→ Given instruction
Restate the complete material exactly.

Data entries for graphics
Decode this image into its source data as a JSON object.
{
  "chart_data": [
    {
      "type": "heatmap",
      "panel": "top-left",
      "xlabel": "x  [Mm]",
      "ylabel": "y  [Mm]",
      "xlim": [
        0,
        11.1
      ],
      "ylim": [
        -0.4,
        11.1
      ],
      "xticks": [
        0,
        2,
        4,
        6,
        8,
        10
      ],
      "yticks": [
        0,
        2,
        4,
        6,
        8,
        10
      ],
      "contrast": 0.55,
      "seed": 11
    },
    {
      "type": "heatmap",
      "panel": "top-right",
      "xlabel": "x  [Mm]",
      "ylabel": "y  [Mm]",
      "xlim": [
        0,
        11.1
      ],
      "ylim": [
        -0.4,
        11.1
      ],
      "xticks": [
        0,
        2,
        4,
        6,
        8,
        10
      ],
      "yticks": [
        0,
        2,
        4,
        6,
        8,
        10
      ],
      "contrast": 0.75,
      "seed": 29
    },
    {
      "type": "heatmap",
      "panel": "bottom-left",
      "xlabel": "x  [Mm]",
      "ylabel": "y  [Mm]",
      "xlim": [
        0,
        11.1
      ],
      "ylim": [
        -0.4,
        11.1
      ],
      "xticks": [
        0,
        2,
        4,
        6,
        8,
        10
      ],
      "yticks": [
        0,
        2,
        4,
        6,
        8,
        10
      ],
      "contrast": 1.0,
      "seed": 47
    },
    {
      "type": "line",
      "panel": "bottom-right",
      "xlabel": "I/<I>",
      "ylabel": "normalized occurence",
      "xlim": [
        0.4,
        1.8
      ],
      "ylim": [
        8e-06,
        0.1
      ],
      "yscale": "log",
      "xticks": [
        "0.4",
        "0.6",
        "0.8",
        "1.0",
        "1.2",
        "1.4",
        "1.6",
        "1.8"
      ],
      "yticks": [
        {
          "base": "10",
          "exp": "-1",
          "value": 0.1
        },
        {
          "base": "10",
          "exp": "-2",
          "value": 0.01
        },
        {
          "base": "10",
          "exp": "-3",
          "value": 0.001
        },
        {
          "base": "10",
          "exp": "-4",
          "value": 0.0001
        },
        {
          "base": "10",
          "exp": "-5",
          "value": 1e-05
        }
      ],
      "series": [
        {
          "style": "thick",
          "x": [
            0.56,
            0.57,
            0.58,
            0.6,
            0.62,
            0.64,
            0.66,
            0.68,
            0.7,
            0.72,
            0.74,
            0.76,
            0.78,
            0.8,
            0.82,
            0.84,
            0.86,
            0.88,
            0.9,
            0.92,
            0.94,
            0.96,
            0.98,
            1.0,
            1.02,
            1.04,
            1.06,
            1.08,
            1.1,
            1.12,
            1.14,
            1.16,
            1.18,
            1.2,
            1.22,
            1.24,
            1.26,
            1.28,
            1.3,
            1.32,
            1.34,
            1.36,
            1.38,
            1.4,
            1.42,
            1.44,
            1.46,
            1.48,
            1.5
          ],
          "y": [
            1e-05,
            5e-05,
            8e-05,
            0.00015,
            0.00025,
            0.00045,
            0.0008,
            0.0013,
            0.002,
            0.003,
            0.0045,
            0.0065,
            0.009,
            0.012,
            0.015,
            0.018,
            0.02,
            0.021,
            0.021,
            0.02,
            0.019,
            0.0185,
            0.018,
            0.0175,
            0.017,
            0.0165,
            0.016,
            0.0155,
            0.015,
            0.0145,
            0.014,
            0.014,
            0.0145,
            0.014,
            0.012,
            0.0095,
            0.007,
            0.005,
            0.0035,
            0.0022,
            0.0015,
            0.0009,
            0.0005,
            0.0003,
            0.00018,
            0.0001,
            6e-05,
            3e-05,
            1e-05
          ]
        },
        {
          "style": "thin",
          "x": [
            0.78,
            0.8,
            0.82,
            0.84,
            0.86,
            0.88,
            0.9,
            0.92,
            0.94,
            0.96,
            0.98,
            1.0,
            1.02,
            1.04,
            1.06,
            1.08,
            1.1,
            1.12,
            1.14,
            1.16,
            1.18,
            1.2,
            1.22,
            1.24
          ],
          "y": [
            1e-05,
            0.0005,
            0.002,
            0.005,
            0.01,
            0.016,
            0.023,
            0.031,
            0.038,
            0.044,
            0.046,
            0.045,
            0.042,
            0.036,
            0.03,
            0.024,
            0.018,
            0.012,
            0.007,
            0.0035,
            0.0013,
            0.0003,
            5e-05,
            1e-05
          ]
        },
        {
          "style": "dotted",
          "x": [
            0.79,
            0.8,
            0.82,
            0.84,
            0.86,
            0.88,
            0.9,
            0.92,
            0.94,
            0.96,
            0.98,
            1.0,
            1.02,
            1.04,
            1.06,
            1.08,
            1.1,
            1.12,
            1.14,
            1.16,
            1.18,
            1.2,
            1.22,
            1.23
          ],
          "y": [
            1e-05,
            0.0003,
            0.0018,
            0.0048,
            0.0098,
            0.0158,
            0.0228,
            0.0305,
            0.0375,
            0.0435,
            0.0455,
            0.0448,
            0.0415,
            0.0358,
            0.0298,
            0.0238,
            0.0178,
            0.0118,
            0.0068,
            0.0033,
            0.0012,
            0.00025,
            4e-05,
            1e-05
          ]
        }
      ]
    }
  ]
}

→ Result for this exercise
Decode this image into its source data as a JSON object.
{
  "chart_data": [
    {
      "type": "heatmap",
      "panel": "top-left",
      "xlabel": "x  [Mm]",
      "ylabel": "y  [Mm]",
      "xlim": [
        0,
        11.1
      ],
      "ylim": [
        -0.4,
        11.1
      ],
      "xticks": [
        0,
        2,
        4,
        6,
        8,
        10
      ],
      "yticks": [
        0,
        2,
        4,
        6,
        8,
        10
      ],
      "contrast": 0.55,
      "seed": 11
    },
    {
      "type": "heatmap",
      "panel": "top-right",
      "xlabel": "x  [Mm]",
      "ylabel": "y  [Mm]",
      "xlim": [
        0,
        11.1
      ],
      "ylim": [
        -0.4,
        11.1
      ],
      "xticks": [
        0,
        2,
        4,
        6,
        8,
        10
      ],
      "yticks": [
        0,
        2,
        4,
        6,
        8,
        10
      ],
      "contrast": 0.75,
      "seed": 29
    },
    {
      "type": "heatmap",
      "panel": "bottom-left",
      "xlabel": "x  [Mm]",
      "ylabel": "y  [Mm]",
      "xlim": [
        0,
        11.1
      ],
      "ylim": [
        -0.4,
        11.1
      ],
      "xticks": [
        0,
        2,
        4,
        6,
        8,
        10
      ],
      "yticks": [
        0,
        2,
        4,
        6,
        8,
        10
      ],
      "contrast": 1.0,
      "seed": 47
    },
    {
      "type": "line",
      "panel": "bottom-right",
      "xlabel": "I/<I>",
      "ylabel": "normalized occurence",
      "xlim": [
        0.4,
        1.8
      ],
      "ylim": [
        8e-06,
        0.1
      ],
      "yscale": "log",
      "xticks": [
        "0.4",
        "0.6",
        "0.8",
        "1.0",
        "1.2",
        "1.4",
        "1.6",
        "1.8"
      ],
      "yticks": [
        {
          "base": "10",
          "exp": "-1",
          "value": 0.1
        },
        {
          "base": "10",
          "exp": "-2",
          "value": 0.01
        },
        {
          "base": "10",
          "exp": "-3",
          "value": 0.001
        },
        {
          "base": "10",
          "exp": "-4",
          "value": 0.0001
        },
        {
          "base": "10",
          "exp": "-5",
          "value": 1e-05
        }
      ],
      "series": [
        {
          "style": "thick",
          "x": [
            0.56,
            0.57,
            0.58,
            0.6,
            0.62,
            0.64,
            0.66,
            0.68,
            0.7,
            0.72,
            0.74,
            0.76,
            0.78,
            0.8,
            0.82,
            0.84,
            0.86,
            0.88,
            0.9,
            0.92,
            0.94,
            0.96,
            0.98,
            1.0,
            1.02,
            1.04,
            1.06,
            1.08,
            1.1,
            1.12,
            1.14,
            1.16,
            1.18,
            1.2,
            1.22,
            1.24,
            1.26,
            1.28,
            1.3,
            1.32,
            1.34,
            1.36,
            1.38,
            1.4,
            1.42,
            1.44,
            1.46,
            1.48,
            1.5
          ],
          "y": [
            1e-05,
            5e-05,
            8e-05,
            0.00015,
            0.00025,
            0.00045,
            0.0008,
            0.0013,
            0.002,
            0.003,
            0.0045,
            0.0065,
            0.009,
            0.012,
            0.015,
            0.018,
            0.02,
            0.021,
            0.021,
            0.02,
            0.019,
            0.0185,
            0.018,
            0.0175,
            0.017,
            0.0165,
            0.016,
            0.0155,
            0.015,
            0.0145,
            0.014,
            0.014,
            0.0145,
            0.014,
            0.012,
            0.0095,
            0.007,
            0.005,
            0.0035,
            0.0022,
            0.0015,
            0.0009,
            0.0005,
            0.0003,
            0.00018,
            0.0001,
            6e-05,
            3e-05,
            1e-05
          ]
        },
        {
          "style": "thin",
          "x": [
            0.78,
            0.8,
            0.82,
            0.84,
            0.86,
            0.88,
            0.9,
            0.92,
            0.94,
            0.96,
            0.98,
            1.0,
            1.02,
            1.04,
            1.06,
            1.08,
            1.1,
            1.12,
            1.14,
            1.16,
            1.18,
            1.2,
            1.22,
            1.24
          ],
          "y": [
            1e-05,
            0.0005,
            0.002,
            0.005,
            0.01,
            0.016,
            0.023,
            0.031,
            0.038,
            0.044,
            0.046,
            0.045,
            0.042,
            0.036,
            0.03,
            0.024,
            0.018,
            0.012,
            0.007,
            0.0035,
            0.0013,
            0.0003,
            5e-05,
            1e-05
          ]
        },
        {
          "style": "dotted",
          "x": [
            0.79,
            0.8,
            0.82,
            0.84,
            0.86,
            0.88,
            0.9,
            0.92,
            0.94,
            0.96,
            0.98,
            1.0,
            1.02,
            1.04,
            1.06,
            1.08,
            1.1,
            1.12,
            1.14,
            1.16,
            1.18,
            1.2,
            1.22,
            1.23
          ],
          "y": [
            1e-05,
            0.0003,
            0.0018,
            0.0048,
            0.0098,
            0.0158,
            0.0228,
            0.0305,
            0.0375,
            0.0435,
            0.0455,
            0.0448,
            0.0415,
            0.0358,
            0.0298,
            0.0238,
            0.0178,
            0.0118,
            0.0068,
            0.0033,
            0.0012,
            0.00025,
            4e-05,
            1e-05
          ]
        }
      ]
    }
  ]
}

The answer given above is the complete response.